DIRECTION
Rewrite the data below, replacing every occurrence of "game-time" with "kickoff-time" and leaving everything else unchanged.

(Layout region records)
○ ○ ○ ○ ○

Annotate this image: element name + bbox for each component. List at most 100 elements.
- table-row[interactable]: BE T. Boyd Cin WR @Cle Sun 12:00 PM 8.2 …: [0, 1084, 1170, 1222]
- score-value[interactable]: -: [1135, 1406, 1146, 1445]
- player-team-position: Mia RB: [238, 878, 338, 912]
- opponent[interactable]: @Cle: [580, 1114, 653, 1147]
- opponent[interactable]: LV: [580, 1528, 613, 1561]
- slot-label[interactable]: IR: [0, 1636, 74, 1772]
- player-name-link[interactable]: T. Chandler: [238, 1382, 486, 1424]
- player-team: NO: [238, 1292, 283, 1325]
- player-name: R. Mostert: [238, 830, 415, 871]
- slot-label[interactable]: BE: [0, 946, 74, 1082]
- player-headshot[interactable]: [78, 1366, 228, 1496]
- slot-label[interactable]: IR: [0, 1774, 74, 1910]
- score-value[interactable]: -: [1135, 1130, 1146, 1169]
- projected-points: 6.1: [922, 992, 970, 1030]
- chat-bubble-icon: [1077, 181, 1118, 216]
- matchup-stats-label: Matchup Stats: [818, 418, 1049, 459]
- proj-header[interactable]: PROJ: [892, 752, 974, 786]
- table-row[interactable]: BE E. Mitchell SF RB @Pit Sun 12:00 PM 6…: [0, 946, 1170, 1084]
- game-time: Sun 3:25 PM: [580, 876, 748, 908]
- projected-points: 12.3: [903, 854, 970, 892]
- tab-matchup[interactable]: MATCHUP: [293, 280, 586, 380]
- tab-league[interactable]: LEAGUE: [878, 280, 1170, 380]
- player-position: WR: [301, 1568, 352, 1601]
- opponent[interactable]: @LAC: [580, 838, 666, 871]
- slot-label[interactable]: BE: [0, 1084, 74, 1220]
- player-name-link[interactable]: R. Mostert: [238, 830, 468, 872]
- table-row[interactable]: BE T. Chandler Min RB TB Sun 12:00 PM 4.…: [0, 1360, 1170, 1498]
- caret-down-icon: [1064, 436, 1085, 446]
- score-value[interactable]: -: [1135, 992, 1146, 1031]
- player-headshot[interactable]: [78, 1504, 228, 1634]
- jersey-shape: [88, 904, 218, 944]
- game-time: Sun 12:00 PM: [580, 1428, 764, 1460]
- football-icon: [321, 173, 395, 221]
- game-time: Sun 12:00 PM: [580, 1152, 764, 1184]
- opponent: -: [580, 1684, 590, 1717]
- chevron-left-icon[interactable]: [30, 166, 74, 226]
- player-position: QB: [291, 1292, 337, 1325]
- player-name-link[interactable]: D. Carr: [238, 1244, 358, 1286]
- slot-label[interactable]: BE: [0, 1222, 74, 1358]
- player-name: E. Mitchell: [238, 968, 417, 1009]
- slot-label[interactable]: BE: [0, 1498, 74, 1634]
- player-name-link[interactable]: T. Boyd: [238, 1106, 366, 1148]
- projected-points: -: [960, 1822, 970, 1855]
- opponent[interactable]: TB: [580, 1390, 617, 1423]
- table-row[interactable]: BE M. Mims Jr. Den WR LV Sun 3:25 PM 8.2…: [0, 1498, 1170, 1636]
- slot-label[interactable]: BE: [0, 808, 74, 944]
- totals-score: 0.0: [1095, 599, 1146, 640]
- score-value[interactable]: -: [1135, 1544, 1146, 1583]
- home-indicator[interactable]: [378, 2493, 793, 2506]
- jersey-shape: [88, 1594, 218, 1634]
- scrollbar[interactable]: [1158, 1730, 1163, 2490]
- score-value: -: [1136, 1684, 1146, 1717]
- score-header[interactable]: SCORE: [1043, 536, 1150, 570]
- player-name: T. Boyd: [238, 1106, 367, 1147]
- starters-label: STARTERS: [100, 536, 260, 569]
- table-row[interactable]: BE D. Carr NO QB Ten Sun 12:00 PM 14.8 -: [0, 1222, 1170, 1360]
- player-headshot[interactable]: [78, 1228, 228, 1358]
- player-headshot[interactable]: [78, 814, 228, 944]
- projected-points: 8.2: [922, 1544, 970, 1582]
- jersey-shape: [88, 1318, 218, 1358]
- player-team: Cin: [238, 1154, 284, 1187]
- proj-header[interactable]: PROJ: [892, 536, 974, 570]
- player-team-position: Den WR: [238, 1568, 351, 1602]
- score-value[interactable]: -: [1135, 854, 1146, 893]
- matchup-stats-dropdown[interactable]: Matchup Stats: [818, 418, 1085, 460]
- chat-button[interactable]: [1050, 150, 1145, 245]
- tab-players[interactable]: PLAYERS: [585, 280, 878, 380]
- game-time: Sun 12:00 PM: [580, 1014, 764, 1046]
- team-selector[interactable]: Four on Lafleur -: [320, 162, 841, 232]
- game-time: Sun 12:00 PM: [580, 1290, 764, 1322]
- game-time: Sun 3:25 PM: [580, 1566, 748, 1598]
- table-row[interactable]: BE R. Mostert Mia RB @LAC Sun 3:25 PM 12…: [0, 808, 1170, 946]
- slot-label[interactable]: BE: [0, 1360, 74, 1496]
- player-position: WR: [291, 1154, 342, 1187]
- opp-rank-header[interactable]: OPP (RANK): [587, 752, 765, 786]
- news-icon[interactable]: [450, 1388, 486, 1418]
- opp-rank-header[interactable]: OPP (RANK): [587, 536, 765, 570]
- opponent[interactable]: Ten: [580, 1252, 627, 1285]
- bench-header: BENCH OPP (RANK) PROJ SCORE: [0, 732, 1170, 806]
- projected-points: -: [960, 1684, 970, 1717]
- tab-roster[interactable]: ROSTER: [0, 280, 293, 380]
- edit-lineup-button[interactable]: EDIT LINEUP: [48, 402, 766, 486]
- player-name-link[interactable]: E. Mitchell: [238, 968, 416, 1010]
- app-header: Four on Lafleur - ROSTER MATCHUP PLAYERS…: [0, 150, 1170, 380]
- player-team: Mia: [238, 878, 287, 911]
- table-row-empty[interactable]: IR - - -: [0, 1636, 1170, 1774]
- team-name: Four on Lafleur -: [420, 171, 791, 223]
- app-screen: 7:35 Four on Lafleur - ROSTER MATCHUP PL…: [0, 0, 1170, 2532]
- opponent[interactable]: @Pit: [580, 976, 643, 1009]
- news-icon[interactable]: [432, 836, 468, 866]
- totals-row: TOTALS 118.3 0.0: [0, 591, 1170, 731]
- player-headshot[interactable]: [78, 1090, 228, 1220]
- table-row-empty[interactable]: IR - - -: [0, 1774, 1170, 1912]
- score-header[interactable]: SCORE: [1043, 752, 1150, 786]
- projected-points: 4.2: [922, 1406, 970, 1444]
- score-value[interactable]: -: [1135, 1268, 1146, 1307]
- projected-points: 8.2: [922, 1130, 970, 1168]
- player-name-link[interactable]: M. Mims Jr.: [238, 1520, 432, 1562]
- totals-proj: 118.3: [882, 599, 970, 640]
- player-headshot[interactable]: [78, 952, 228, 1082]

○ ○ ○ ○ ○

FINAL RESULT
Annotate this image: element name + bbox for each component. List at most 100 elements.
- table-row[interactable]: BE T. Boyd Cin WR @Cle Sun 12:00 PM 8.2 …: [0, 1084, 1170, 1222]
- score-value[interactable]: -: [1135, 1406, 1146, 1445]
- player-team-position: Mia RB: [238, 878, 338, 912]
- opponent[interactable]: @Cle: [580, 1114, 653, 1147]
- opponent[interactable]: LV: [580, 1528, 613, 1561]
- slot-label[interactable]: IR: [0, 1636, 74, 1772]
- player-name-link[interactable]: T. Chandler: [238, 1382, 486, 1424]
- player-team: NO: [238, 1292, 283, 1325]
- player-name: R. Mostert: [238, 830, 415, 871]
- slot-label[interactable]: BE: [0, 946, 74, 1082]
- player-headshot[interactable]: [78, 1366, 228, 1496]
- slot-label[interactable]: IR: [0, 1774, 74, 1910]
- score-value[interactable]: -: [1135, 1130, 1146, 1169]
- projected-points: 6.1: [922, 992, 970, 1030]
- chat-bubble-icon: [1077, 181, 1118, 216]
- matchup-stats-label: Matchup Stats: [818, 418, 1049, 459]
- proj-header[interactable]: PROJ: [892, 752, 974, 786]
- table-row[interactable]: BE E. Mitchell SF RB @Pit Sun 12:00 PM 6…: [0, 946, 1170, 1084]
- kickoff-time: Sun 3:25 PM: [580, 876, 748, 908]
- projected-points: 12.3: [903, 854, 970, 892]
- tab-matchup[interactable]: MATCHUP: [293, 280, 586, 380]
- tab-league[interactable]: LEAGUE: [878, 280, 1170, 380]
- player-position: WR: [301, 1568, 352, 1601]
- opponent[interactable]: @LAC: [580, 838, 666, 871]
- slot-label[interactable]: BE: [0, 1084, 74, 1220]
- player-name-link[interactable]: R. Mostert: [238, 830, 468, 872]
- table-row[interactable]: BE T. Chandler Min RB TB Sun 12:00 PM 4.…: [0, 1360, 1170, 1498]
- caret-down-icon: [1064, 436, 1085, 446]
- score-value[interactable]: -: [1135, 992, 1146, 1031]
- player-headshot[interactable]: [78, 1504, 228, 1634]
- jersey-shape: [88, 904, 218, 944]
- kickoff-time: Sun 12:00 PM: [580, 1428, 764, 1460]
- football-icon: [321, 173, 395, 221]
- kickoff-time: Sun 12:00 PM: [580, 1152, 764, 1184]
- opponent: -: [580, 1684, 590, 1717]
- chevron-left-icon[interactable]: [30, 166, 74, 226]
- player-position: QB: [291, 1292, 337, 1325]
- player-name-link[interactable]: D. Carr: [238, 1244, 358, 1286]
- slot-label[interactable]: BE: [0, 1222, 74, 1358]
- player-name: E. Mitchell: [238, 968, 417, 1009]
- slot-label[interactable]: BE: [0, 1498, 74, 1634]
- player-name-link[interactable]: T. Boyd: [238, 1106, 366, 1148]
- projected-points: -: [960, 1822, 970, 1855]
- opponent[interactable]: TB: [580, 1390, 617, 1423]
- table-row[interactable]: BE M. Mims Jr. Den WR LV Sun 3:25 PM 8.2…: [0, 1498, 1170, 1636]
- slot-label[interactable]: BE: [0, 808, 74, 944]
- totals-score: 0.0: [1095, 599, 1146, 640]
- score-value[interactable]: -: [1135, 1544, 1146, 1583]
- home-indicator[interactable]: [378, 2493, 793, 2506]
- jersey-shape: [88, 1594, 218, 1634]
- scrollbar[interactable]: [1158, 1730, 1163, 2490]
- score-value: -: [1136, 1684, 1146, 1717]
- score-header[interactable]: SCORE: [1043, 536, 1150, 570]
- player-name: T. Boyd: [238, 1106, 367, 1147]
- starters-label: STARTERS: [100, 536, 260, 569]
- table-row[interactable]: BE D. Carr NO QB Ten Sun 12:00 PM 14.8 -: [0, 1222, 1170, 1360]
- player-headshot[interactable]: [78, 1228, 228, 1358]
- player-headshot[interactable]: [78, 814, 228, 944]
- projected-points: 8.2: [922, 1544, 970, 1582]
- jersey-shape: [88, 1318, 218, 1358]
- player-team: Cin: [238, 1154, 284, 1187]
- proj-header[interactable]: PROJ: [892, 536, 974, 570]
- player-team-position: Den WR: [238, 1568, 351, 1602]
- score-value[interactable]: -: [1135, 854, 1146, 893]
- matchup-stats-dropdown[interactable]: Matchup Stats: [818, 418, 1085, 460]
- chat-button[interactable]: [1050, 150, 1145, 245]
- tab-players[interactable]: PLAYERS: [585, 280, 878, 380]
- kickoff-time: Sun 12:00 PM: [580, 1014, 764, 1046]
- team-selector[interactable]: Four on Lafleur -: [320, 162, 841, 232]
- kickoff-time: Sun 12:00 PM: [580, 1290, 764, 1322]
- kickoff-time: Sun 3:25 PM: [580, 1566, 748, 1598]
- table-row[interactable]: BE R. Mostert Mia RB @LAC Sun 3:25 PM 12…: [0, 808, 1170, 946]
- slot-label[interactable]: BE: [0, 1360, 74, 1496]
- player-position: WR: [291, 1154, 342, 1187]
- opp-rank-header[interactable]: OPP (RANK): [587, 752, 765, 786]
- news-icon[interactable]: [450, 1388, 486, 1418]
- opp-rank-header[interactable]: OPP (RANK): [587, 536, 765, 570]
- opponent[interactable]: Ten: [580, 1252, 627, 1285]
- bench-header: BENCH OPP (RANK) PROJ SCORE: [0, 732, 1170, 806]
- projected-points: -: [960, 1684, 970, 1717]
- tab-roster[interactable]: ROSTER: [0, 280, 293, 380]
- edit-lineup-button[interactable]: EDIT LINEUP: [48, 402, 766, 486]
- player-name-link[interactable]: E. Mitchell: [238, 968, 416, 1010]
- app-header: Four on Lafleur - ROSTER MATCHUP PLAYERS…: [0, 150, 1170, 380]
- player-team: Mia: [238, 878, 287, 911]
- table-row-empty[interactable]: IR - - -: [0, 1636, 1170, 1774]
- team-name: Four on Lafleur -: [420, 171, 791, 223]
- app-screen: 7:35 Four on Lafleur - ROSTER MATCHUP PL…: [0, 0, 1170, 2532]
- opponent[interactable]: @Pit: [580, 976, 643, 1009]
- news-icon[interactable]: [432, 836, 468, 866]
- totals-row: TOTALS 118.3 0.0: [0, 591, 1170, 731]
- player-headshot[interactable]: [78, 1090, 228, 1220]
- table-row-empty[interactable]: IR - - -: [0, 1774, 1170, 1912]
- score-header[interactable]: SCORE: [1043, 752, 1150, 786]
- projected-points: 4.2: [922, 1406, 970, 1444]
- score-value[interactable]: -: [1135, 1268, 1146, 1307]
- projected-points: 8.2: [922, 1130, 970, 1168]
- player-name-link[interactable]: M. Mims Jr.: [238, 1520, 432, 1562]
- totals-proj: 118.3: [882, 599, 970, 640]
- player-headshot[interactable]: [78, 952, 228, 1082]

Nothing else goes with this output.